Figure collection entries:
********************
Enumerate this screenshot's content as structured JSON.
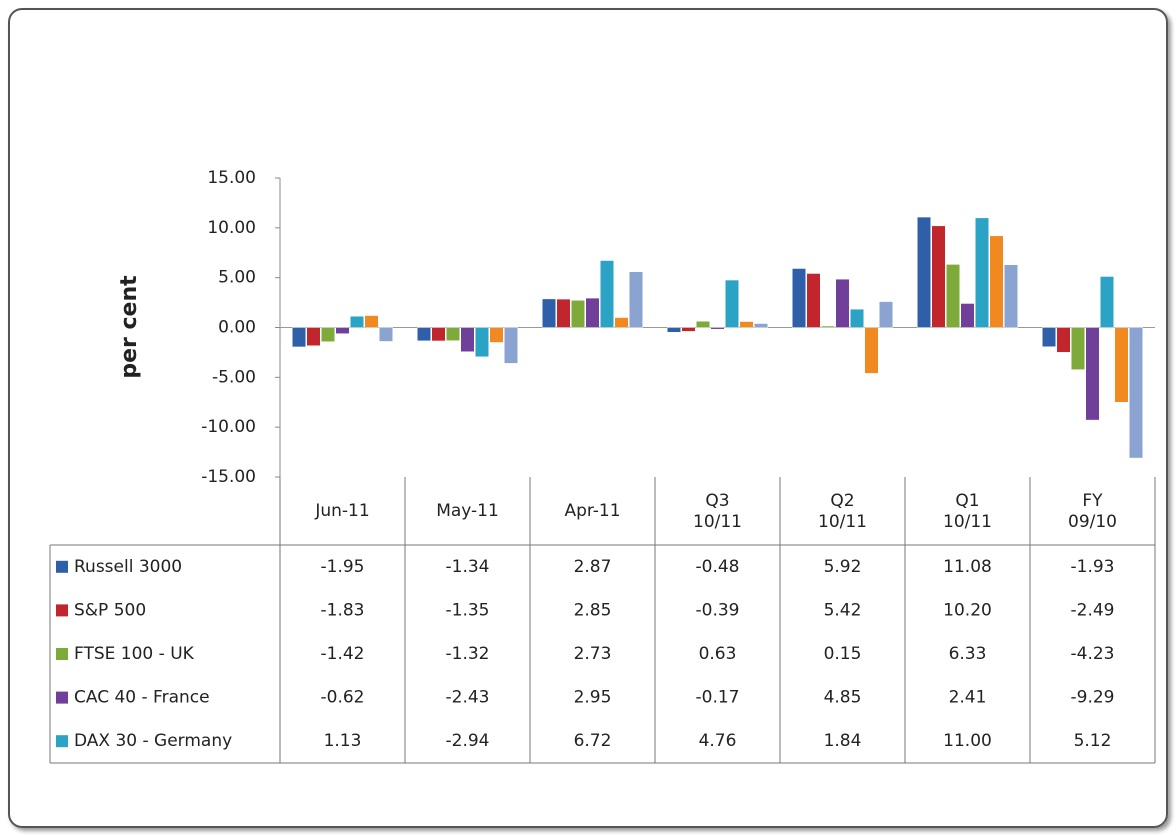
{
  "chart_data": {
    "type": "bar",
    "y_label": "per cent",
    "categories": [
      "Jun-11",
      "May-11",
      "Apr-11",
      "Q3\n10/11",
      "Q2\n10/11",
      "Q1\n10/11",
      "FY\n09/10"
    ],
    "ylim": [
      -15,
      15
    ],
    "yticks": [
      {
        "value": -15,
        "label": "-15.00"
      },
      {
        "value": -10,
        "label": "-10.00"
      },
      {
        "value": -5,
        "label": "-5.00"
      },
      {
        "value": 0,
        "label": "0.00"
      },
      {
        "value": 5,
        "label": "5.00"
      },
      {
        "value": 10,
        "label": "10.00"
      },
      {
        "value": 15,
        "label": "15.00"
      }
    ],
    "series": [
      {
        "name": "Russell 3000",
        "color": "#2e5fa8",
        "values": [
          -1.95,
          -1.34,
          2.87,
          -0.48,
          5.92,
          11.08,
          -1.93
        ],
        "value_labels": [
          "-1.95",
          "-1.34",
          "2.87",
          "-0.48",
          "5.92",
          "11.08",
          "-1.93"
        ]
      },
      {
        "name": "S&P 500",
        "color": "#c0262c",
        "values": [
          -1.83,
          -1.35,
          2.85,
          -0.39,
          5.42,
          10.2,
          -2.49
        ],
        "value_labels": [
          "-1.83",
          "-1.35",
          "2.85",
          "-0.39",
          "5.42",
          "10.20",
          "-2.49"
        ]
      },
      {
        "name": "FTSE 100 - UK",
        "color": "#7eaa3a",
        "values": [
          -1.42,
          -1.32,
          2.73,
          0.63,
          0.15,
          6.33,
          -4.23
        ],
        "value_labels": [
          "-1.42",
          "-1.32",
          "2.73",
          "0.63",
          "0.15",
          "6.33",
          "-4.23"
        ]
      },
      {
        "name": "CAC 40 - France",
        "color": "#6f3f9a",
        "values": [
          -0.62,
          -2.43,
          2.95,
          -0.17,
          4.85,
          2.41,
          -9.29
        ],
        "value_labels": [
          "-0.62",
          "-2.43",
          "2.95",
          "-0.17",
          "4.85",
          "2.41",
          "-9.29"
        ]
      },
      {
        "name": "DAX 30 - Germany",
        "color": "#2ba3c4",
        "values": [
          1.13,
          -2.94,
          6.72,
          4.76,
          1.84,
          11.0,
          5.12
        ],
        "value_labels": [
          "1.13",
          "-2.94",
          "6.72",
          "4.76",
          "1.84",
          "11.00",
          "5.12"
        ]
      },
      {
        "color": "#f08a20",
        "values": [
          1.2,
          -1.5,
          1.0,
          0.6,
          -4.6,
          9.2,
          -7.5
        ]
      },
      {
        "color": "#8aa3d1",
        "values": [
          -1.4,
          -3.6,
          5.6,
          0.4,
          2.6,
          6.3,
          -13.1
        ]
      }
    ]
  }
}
********************
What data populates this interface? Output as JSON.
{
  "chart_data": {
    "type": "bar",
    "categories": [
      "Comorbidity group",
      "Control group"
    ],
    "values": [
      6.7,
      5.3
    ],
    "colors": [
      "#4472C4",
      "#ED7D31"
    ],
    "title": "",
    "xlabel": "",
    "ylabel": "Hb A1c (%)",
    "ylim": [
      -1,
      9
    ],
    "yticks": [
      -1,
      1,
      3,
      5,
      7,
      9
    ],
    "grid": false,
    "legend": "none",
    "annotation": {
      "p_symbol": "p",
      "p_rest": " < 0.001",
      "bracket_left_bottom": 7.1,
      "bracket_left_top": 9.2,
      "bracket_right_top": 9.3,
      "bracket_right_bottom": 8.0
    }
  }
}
********************
Extract every line above that contains the word "JSON".

§ **CORRECT ANSWER**
Enumerate this screenshot's content as structured JSON.
What data populates this interface? Output as JSON.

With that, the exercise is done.